* _RECORDS FOR THIS TASK_:
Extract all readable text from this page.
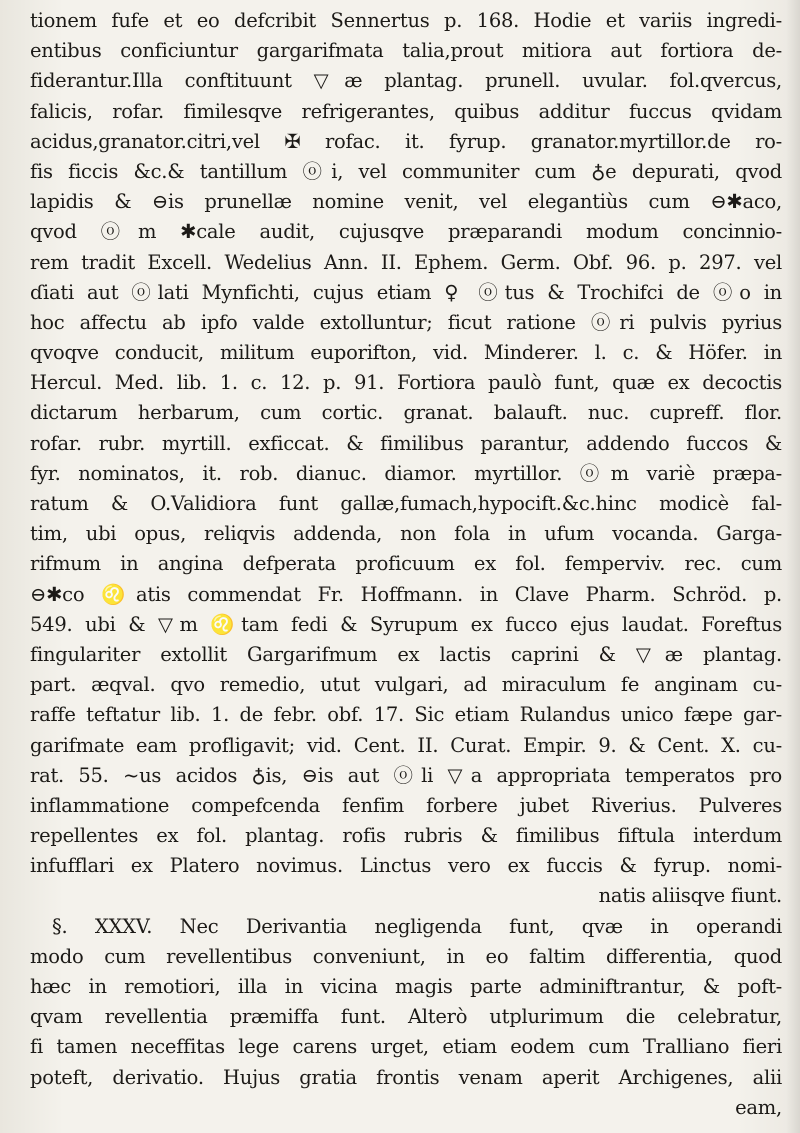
tionem fufe et eo defcribit Sennertus p. 168. Hodie et variis ingredi-
entibus conficiuntur gargarifmata talia,prout mitiora aut fortiora de-
fiderantur.Illa conftituunt ▽æ plantag. prunell. uvular. fol.qvercus,
falicis, rofar. fimilesqve refrigerantes, quibus additur fuccus qvidam
acidus,granator.citri,vel ✠ rofac. it. fyrup. granator.myrtillor.de ro-
fis ficcis &c.& tantillum ⓞi, vel communiter cum ♁e depurati, qvod
lapidis & ⊖is prunellæ nomine venit, vel elegantiùs cum ⊖✱aco,
qvod ⓞm ✱cale audit, cujusqve præparandi modum concinnio-
rem tradit Excell. Wedelius Ann. II. Ephem. Germ. Obf. 96. p. 297. vel
ɗiati aut ⓞlati Mynfichti, cujus etiam ♀ ⓞtus & Trochifci de ⓞo in
hoc affectu ab ipfo valde extolluntur; ficut ratione ⓞri pulvis pyrius
qvoqve conducit, militum euporifton, vid. Minderer. l. c. & Höfer. in
Hercul. Med. lib. 1. c. 12. p. 91. Fortiora paulò funt, quæ ex decoctis
dictarum herbarum, cum cortic. granat. balauft. nuc. cupreff. flor.
rofar. rubr. myrtill. exficcat. & fimilibus parantur, addendo fuccos &
fyr. nominatos, it. rob. dianuc. diamor. myrtillor. ⓞm variè præpa-
ratum & O.Validiora funt gallæ,fumach,hypocift.&c.hinc modicè fal-
tim, ubi opus, reliqvis addenda, non fola in ufum vocanda. Garga-
rifmum in angina defperata proficuum ex fol. femperviv. rec. cum
⊖✱co ♌atis commendat Fr. Hoffmann. in Clave Pharm. Schröd. p.
549. ubi & ▽m ♌tam fedi & Syrupum ex fucco ejus laudat. Foreftus
fingulariter extollit Gargarifmum ex lactis caprini & ▽æ plantag.
part. æqval. qvo remedio, utut vulgari, ad miraculum fe anginam cu-
raffe teftatur lib. 1. de febr. obf. 17. Sic etiam Rulandus unico fæpe gar-
garifmate eam profligavit; vid. Cent. II. Curat. Empir. 9. & Cent. X. cu-
rat. 55. ~us acidos ♁is, ⊖is aut ⓞli ▽a appropriata temperatos pro
inflammatione compefcenda fenfim forbere jubet Riverius. Pulveres
repellentes ex fol. plantag. rofis rubris & fimilibus fiftula interdum
infufflari ex Platero novimus. Linctus vero ex fuccis & fyrup. nomi-
natis aliisqve fiunt.
§. XXXV. Nec Derivantia negligenda funt, qvæ in operandi
modo cum revellentibus conveniunt, in eo faltim differentia, quod
hæc in remotiori, illa in vicina magis parte adminiftrantur, & poft-
qvam revellentia præmiffa funt. Alterò utplurimum die celebratur,
fi tamen neceffitas lege carens urget, etiam eodem cum Tralliano fieri
poteft, derivatio. Hujus gratia frontis venam aperit Archigenes, alii
eam,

* _WHAT THE TASK ASKS_: Using the listing above, locate the lines that hold "qvod" and copy each one.

* _RESPONSE FOR THIS EXERCISE_:
fis ficcis &c.& tantillum ⓞi, vel communiter cum ♁e depurati, qvod
qvod ⓞm ✱cale audit, cujusqve præparandi modum concinnio-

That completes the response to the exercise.